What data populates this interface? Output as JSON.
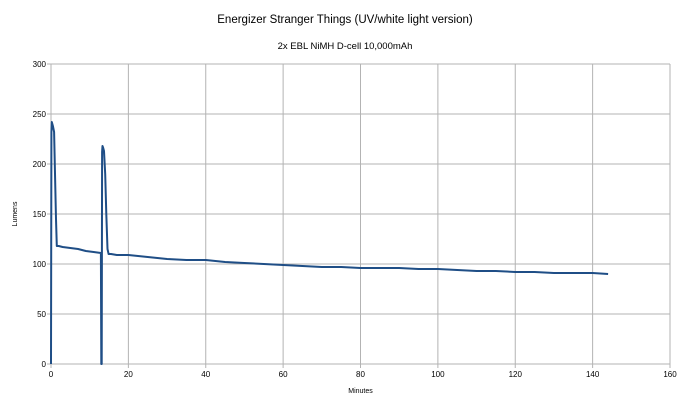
{
  "chart_data": {
    "type": "line",
    "title": "Energizer Stranger Things (UV/white light version)",
    "subtitle": "2x EBL NiMH D-cell 10,000mAh",
    "xlabel": "Minutes",
    "ylabel": "Lumens",
    "xlim": [
      0,
      160
    ],
    "ylim": [
      0,
      300
    ],
    "xticks": [
      0,
      20,
      40,
      60,
      80,
      100,
      120,
      140,
      160
    ],
    "yticks": [
      0,
      50,
      100,
      150,
      200,
      250,
      300
    ],
    "grid": true,
    "legend": "none",
    "series": [
      {
        "color": "#1f4e86",
        "x": [
          0,
          0.1,
          0.2,
          0.5,
          0.8,
          1.0,
          1.3,
          1.5,
          2,
          3,
          5,
          7,
          9,
          11,
          12.9,
          13.0,
          13.1,
          13.2,
          13.3,
          13.5,
          13.7,
          14.0,
          14.3,
          14.6,
          14.9,
          15.5,
          17,
          20,
          25,
          30,
          35,
          40,
          45,
          50,
          55,
          60,
          65,
          70,
          75,
          80,
          85,
          90,
          95,
          100,
          105,
          110,
          115,
          120,
          125,
          130,
          135,
          140,
          144
        ],
        "y": [
          0,
          232,
          242,
          238,
          232,
          195,
          145,
          118,
          118,
          117,
          116,
          115,
          113,
          112,
          111,
          0,
          0,
          212,
          218,
          216,
          213,
          190,
          150,
          115,
          110,
          110,
          109,
          109,
          107,
          105,
          104,
          104,
          102,
          101,
          100,
          99,
          98,
          97,
          97,
          96,
          96,
          96,
          95,
          95,
          94,
          93,
          93,
          92,
          92,
          91,
          91,
          91,
          90
        ]
      }
    ]
  }
}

- [What to do]:
Copy the entries exactly. Leave out the images.

- [Solution]:
What data populates this interface? Output as JSON.
{
  "chart_data": {
    "type": "line",
    "title": "Energizer Stranger Things (UV/white light version)",
    "subtitle": "2x EBL NiMH D-cell 10,000mAh",
    "xlabel": "Minutes",
    "ylabel": "Lumens",
    "xlim": [
      0,
      160
    ],
    "ylim": [
      0,
      300
    ],
    "xticks": [
      0,
      20,
      40,
      60,
      80,
      100,
      120,
      140,
      160
    ],
    "yticks": [
      0,
      50,
      100,
      150,
      200,
      250,
      300
    ],
    "grid": true,
    "legend": "none",
    "series": [
      {
        "color": "#1f4e86",
        "x": [
          0,
          0.1,
          0.2,
          0.5,
          0.8,
          1.0,
          1.3,
          1.5,
          2,
          3,
          5,
          7,
          9,
          11,
          12.9,
          13.0,
          13.1,
          13.2,
          13.3,
          13.5,
          13.7,
          14.0,
          14.3,
          14.6,
          14.9,
          15.5,
          17,
          20,
          25,
          30,
          35,
          40,
          45,
          50,
          55,
          60,
          65,
          70,
          75,
          80,
          85,
          90,
          95,
          100,
          105,
          110,
          115,
          120,
          125,
          130,
          135,
          140,
          144
        ],
        "y": [
          0,
          232,
          242,
          238,
          232,
          195,
          145,
          118,
          118,
          117,
          116,
          115,
          113,
          112,
          111,
          0,
          0,
          212,
          218,
          216,
          213,
          190,
          150,
          115,
          110,
          110,
          109,
          109,
          107,
          105,
          104,
          104,
          102,
          101,
          100,
          99,
          98,
          97,
          97,
          96,
          96,
          96,
          95,
          95,
          94,
          93,
          93,
          92,
          92,
          91,
          91,
          91,
          90
        ]
      }
    ]
  }
}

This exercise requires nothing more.